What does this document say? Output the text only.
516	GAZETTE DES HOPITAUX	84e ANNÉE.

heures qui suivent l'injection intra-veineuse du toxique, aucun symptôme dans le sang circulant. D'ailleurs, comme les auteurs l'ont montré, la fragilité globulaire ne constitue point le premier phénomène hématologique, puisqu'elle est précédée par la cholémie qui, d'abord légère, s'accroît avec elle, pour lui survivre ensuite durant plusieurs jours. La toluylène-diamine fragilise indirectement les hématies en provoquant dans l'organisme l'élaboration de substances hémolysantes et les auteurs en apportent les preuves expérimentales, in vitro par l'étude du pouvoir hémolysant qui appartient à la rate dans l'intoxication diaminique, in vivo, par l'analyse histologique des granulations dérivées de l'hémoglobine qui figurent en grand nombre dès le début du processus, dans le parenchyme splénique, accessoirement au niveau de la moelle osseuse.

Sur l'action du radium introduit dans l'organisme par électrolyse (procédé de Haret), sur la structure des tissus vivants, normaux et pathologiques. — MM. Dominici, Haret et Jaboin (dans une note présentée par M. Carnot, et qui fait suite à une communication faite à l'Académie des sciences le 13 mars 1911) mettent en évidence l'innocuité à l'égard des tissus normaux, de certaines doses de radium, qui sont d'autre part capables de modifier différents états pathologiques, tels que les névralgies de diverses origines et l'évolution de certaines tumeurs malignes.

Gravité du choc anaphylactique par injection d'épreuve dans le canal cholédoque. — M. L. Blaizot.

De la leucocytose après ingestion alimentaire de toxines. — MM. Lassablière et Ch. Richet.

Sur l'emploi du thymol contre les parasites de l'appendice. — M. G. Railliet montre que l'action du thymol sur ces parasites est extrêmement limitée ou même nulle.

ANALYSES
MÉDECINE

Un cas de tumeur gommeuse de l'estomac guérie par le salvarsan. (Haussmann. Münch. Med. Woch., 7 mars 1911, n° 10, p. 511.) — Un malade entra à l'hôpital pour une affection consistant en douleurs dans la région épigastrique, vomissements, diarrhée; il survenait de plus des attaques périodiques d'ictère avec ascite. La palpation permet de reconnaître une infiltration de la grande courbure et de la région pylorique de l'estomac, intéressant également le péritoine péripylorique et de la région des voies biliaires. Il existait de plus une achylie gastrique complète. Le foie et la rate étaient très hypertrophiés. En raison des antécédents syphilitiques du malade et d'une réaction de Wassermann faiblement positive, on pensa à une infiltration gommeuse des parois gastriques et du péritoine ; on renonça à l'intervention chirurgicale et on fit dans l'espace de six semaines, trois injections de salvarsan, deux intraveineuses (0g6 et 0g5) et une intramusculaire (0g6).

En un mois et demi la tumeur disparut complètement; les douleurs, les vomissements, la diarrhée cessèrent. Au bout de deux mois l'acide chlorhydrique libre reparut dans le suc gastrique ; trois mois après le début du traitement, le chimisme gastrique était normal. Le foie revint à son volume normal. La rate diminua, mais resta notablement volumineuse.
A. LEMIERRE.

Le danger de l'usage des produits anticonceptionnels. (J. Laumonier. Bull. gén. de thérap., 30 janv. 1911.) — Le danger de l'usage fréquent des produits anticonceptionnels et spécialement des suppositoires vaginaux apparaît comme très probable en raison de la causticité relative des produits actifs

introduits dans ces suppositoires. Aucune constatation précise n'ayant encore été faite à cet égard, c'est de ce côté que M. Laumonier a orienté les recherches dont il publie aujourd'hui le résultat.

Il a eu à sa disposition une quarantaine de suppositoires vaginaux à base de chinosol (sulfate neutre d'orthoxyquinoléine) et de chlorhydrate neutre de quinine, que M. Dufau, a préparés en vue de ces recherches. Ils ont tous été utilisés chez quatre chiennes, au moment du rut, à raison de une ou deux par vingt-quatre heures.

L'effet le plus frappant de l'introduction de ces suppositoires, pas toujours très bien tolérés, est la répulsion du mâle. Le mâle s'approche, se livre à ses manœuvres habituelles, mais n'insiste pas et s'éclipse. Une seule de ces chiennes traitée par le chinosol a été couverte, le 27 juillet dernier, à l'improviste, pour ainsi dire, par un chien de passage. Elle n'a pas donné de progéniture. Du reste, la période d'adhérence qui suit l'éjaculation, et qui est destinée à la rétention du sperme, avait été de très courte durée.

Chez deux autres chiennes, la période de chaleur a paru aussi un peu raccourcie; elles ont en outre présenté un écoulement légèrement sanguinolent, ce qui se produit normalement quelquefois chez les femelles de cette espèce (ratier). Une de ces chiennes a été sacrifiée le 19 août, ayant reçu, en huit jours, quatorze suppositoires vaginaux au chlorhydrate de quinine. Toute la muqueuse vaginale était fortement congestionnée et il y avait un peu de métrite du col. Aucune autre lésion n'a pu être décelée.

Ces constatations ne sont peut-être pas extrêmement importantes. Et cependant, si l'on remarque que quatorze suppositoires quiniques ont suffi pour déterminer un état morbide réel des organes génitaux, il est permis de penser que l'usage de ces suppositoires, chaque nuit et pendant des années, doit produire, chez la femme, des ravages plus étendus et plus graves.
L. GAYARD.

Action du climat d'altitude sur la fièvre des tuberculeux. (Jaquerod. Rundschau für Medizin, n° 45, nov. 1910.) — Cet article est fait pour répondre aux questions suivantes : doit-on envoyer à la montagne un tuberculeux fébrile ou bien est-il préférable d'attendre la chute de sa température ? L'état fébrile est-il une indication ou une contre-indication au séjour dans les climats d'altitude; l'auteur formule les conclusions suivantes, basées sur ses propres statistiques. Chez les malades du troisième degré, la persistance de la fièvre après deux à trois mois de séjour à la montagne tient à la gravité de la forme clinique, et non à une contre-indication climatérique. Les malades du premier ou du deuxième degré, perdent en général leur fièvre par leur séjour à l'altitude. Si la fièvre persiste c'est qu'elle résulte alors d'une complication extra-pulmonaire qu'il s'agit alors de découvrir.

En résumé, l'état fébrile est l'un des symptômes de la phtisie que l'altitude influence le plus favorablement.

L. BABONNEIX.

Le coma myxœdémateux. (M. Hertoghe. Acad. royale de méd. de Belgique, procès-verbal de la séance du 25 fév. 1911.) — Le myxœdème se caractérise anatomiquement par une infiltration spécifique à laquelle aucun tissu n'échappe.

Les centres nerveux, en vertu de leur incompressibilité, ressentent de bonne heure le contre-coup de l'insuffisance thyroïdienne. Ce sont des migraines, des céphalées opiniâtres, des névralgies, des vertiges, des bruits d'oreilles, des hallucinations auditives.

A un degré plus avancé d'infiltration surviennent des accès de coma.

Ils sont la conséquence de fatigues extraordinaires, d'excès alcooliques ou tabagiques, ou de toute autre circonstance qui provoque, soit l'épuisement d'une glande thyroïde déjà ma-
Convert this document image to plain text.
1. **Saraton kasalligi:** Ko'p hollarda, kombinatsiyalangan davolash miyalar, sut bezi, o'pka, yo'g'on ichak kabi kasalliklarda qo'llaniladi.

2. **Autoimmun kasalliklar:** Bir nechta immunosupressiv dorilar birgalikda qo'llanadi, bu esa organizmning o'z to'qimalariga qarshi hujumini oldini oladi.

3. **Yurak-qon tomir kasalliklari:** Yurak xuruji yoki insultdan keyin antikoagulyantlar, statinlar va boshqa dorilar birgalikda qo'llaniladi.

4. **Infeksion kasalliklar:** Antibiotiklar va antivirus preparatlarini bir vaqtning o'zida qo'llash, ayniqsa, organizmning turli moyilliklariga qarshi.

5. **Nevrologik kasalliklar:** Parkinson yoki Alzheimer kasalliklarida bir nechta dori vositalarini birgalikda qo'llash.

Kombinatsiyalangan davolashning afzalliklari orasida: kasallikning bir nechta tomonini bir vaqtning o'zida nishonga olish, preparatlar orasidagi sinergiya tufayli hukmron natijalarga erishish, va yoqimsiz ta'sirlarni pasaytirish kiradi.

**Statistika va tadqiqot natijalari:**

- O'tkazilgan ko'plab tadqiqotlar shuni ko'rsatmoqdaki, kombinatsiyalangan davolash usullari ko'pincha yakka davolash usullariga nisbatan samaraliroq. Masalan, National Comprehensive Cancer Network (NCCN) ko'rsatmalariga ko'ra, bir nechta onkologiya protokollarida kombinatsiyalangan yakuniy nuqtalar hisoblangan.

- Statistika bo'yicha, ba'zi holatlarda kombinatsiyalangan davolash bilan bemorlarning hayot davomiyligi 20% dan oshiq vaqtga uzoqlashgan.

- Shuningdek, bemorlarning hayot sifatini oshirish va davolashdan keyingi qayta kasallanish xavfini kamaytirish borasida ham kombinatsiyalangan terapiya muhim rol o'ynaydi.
________________________________________
Say how many lines of the data include the string "recherches". Nothing other than the number should be given.

2